Directive:
Retype each entry below exactly as it stands.

+===+

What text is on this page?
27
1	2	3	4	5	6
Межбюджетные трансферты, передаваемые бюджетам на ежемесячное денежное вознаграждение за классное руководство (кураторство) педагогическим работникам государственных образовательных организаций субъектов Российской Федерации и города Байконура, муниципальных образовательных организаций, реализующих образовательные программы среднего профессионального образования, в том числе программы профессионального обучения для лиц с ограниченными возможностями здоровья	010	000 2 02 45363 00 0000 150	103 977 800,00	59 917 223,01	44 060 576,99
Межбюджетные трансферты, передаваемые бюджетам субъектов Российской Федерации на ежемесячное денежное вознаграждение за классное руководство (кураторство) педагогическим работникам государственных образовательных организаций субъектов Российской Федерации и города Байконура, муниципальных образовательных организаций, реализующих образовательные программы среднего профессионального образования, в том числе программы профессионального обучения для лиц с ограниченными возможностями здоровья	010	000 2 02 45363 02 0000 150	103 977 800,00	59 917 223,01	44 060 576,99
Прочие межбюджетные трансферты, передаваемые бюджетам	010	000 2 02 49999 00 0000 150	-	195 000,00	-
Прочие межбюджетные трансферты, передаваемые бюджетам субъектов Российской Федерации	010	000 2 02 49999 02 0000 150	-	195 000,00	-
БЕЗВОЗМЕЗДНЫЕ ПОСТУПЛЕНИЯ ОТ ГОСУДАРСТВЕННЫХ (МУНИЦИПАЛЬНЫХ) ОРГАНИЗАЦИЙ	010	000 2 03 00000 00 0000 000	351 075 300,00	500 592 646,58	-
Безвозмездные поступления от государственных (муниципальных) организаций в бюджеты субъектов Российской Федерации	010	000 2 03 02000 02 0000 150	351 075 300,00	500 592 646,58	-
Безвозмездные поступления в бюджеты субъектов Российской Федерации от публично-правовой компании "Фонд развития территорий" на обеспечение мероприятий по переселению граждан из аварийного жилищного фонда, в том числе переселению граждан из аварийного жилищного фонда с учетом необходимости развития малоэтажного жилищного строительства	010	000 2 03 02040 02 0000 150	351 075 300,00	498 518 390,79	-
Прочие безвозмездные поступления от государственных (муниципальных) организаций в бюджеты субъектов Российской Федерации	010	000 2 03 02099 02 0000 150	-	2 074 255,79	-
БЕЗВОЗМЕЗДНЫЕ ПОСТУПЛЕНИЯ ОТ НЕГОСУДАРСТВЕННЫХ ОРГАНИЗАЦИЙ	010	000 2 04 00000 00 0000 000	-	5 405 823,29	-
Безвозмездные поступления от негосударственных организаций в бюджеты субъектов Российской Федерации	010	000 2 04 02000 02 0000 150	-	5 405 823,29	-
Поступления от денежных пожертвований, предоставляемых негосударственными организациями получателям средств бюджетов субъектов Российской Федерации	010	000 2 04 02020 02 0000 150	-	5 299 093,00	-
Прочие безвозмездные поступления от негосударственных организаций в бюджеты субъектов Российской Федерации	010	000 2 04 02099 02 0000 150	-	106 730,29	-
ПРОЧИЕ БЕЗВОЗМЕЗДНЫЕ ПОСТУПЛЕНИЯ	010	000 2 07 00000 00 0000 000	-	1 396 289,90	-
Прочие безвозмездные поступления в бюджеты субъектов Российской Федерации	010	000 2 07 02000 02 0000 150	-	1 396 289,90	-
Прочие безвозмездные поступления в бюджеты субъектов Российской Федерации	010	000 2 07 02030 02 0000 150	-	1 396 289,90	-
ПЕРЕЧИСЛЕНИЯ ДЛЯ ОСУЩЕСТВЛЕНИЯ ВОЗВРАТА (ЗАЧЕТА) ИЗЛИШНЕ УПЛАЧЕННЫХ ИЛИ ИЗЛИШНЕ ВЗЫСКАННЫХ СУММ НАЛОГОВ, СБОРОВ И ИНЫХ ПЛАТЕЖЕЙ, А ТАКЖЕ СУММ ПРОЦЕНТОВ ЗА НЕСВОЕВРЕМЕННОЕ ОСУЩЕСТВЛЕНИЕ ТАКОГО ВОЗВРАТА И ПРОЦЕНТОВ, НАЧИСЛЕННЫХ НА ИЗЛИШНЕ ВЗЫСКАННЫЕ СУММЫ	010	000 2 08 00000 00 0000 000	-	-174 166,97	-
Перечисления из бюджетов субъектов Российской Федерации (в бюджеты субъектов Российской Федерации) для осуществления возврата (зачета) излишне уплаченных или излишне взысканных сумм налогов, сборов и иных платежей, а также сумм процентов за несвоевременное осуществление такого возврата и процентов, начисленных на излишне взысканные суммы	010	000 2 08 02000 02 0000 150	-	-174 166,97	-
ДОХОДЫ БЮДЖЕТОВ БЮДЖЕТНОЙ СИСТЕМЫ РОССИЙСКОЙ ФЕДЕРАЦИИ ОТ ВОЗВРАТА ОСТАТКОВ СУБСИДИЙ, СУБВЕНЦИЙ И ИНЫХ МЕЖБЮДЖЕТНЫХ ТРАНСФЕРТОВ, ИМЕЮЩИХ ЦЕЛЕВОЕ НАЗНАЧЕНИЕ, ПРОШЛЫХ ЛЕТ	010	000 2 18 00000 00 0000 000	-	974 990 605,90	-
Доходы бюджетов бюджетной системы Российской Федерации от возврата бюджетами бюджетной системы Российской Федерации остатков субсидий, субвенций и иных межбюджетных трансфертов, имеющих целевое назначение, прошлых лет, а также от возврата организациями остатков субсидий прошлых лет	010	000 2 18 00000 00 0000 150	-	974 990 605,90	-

+===+

Solution to the exercise:
What text is on this page?
27
1	2	3	4	5	6
Межбюджетные трансферты, передаваемые бюджетам на ежемесячное денежное вознаграждение за классное руководство (кураторство) педагогическим работникам государственных образовательных организаций субъектов Российской Федерации и города Байконура, муниципальных образовательных организаций, реализующих образовательные программы среднего профессионального образования, в том числе программы профессионального обучения для лиц с ограниченными возможностями здоровья	010	000 2 02 45363 00 0000 150	103 977 800,00	59 917 223,01	44 060 576,99
Межбюджетные трансферты, передаваемые бюджетам субъектов Российской Федерации на ежемесячное денежное вознаграждение за классное руководство (кураторство) педагогическим работникам государственных образовательных организаций субъектов Российской Федерации и города Байконура, муниципальных образовательных организаций, реализующих образовательные программы среднего профессионального образования, в том числе программы профессионального обучения для лиц с ограниченными возможностями здоровья	010	000 2 02 45363 02 0000 150	103 977 800,00	59 917 223,01	44 060 576,99
Прочие межбюджетные трансферты, передаваемые бюджетам	010	000 2 02 49999 00 0000 150	-	195 000,00	-
Прочие межбюджетные трансферты, передаваемые бюджетам субъектов Российской Федерации	010	000 2 02 49999 02 0000 150	-	195 000,00	-
БЕЗВОЗМЕЗДНЫЕ ПОСТУПЛЕНИЯ ОТ ГОСУДАРСТВЕННЫХ (МУНИЦИПАЛЬНЫХ) ОРГАНИЗАЦИЙ	010	000 2 03 00000 00 0000 000	351 075 300,00	500 592 646,58	-
Безвозмездные поступления от государственных (муниципальных) организаций в бюджеты субъектов Российской Федерации	010	000 2 03 02000 02 0000 150	351 075 300,00	500 592 646,58	-
Безвозмездные поступления в бюджеты субъектов Российской Федерации от публично-правовой компании "Фонд развития территорий" на обеспечение мероприятий по переселению граждан из аварийного жилищного фонда, в том числе переселению граждан из аварийного жилищного фонда с учетом необходимости развития малоэтажного жилищного строительства	010	000 2 03 02040 02 0000 150	351 075 300,00	498 518 390,79	-
Прочие безвозмездные поступления от государственных (муниципальных) организаций в бюджеты субъектов Российской Федерации	010	000 2 03 02099 02 0000 150	-	2 074 255,79	-
БЕЗВОЗМЕЗДНЫЕ ПОСТУПЛЕНИЯ ОТ НЕГОСУДАРСТВЕННЫХ ОРГАНИЗАЦИЙ	010	000 2 04 00000 00 0000 000	-	5 405 823,29	-
Безвозмездные поступления от негосударственных организаций в бюджеты субъектов Российской Федерации	010	000 2 04 02000 02 0000 150	-	5 405 823,29	-
Поступления от денежных пожертвований, предоставляемых негосударственными организациями получателям средств бюджетов субъектов Российской Федерации	010	000 2 04 02020 02 0000 150	-	5 299 093,00	-
Прочие безвозмездные поступления от негосударственных организаций в бюджеты субъектов Российской Федерации	010	000 2 04 02099 02 0000 150	-	106 730,29	-
ПРОЧИЕ БЕЗВОЗМЕЗДНЫЕ ПОСТУПЛЕНИЯ	010	000 2 07 00000 00 0000 000	-	1 396 289,90	-
Прочие безвозмездные поступления в бюджеты субъектов Российской Федерации	010	000 2 07 02000 02 0000 150	-	1 396 289,90	-
Прочие безвозмездные поступления в бюджеты субъектов Российской Федерации	010	000 2 07 02030 02 0000 150	-	1 396 289,90	-
ПЕРЕЧИСЛЕНИЯ ДЛЯ ОСУЩЕСТВЛЕНИЯ ВОЗВРАТА (ЗАЧЕТА) ИЗЛИШНЕ УПЛАЧЕННЫХ ИЛИ ИЗЛИШНЕ ВЗЫСКАННЫХ СУММ НАЛОГОВ, СБОРОВ И ИНЫХ ПЛАТЕЖЕЙ, А ТАКЖЕ СУММ ПРОЦЕНТОВ ЗА НЕСВОЕВРЕМЕННОЕ ОСУЩЕСТВЛЕНИЕ ТАКОГО ВОЗВРАТА И ПРОЦЕНТОВ, НАЧИСЛЕННЫХ НА ИЗЛИШНЕ ВЗЫСКАННЫЕ СУММЫ	010	000 2 08 00000 00 0000 000	-	-174 166,97	-
Перечисления из бюджетов субъектов Российской Федерации (в бюджеты субъектов Российской Федерации) для осуществления возврата (зачета) излишне уплаченных или излишне взысканных сумм налогов, сборов и иных платежей, а также сумм процентов за несвоевременное осуществление такого возврата и процентов, начисленных на излишне взысканные суммы	010	000 2 08 02000 02 0000 150	-	-174 166,97	-
ДОХОДЫ БЮДЖЕТОВ БЮДЖЕТНОЙ СИСТЕМЫ РОССИЙСКОЙ ФЕДЕРАЦИИ ОТ ВОЗВРАТА ОСТАТКОВ СУБСИДИЙ, СУБВЕНЦИЙ И ИНЫХ МЕЖБЮДЖЕТНЫХ ТРАНСФЕРТОВ, ИМЕЮЩИХ ЦЕЛЕВОЕ НАЗНАЧЕНИЕ, ПРОШЛЫХ ЛЕТ	010	000 2 18 00000 00 0000 000	-	974 990 605,90	-
Доходы бюджетов бюджетной системы Российской Федерации от возврата бюджетами бюджетной системы Российской Федерации остатков субсидий, субвенций и иных межбюджетных трансфертов, имеющих целевое назначение, прошлых лет, а также от возврата организациями остатков субсидий прошлых лет	010	000 2 18 00000 00 0000 150	-	974 990 605,90	-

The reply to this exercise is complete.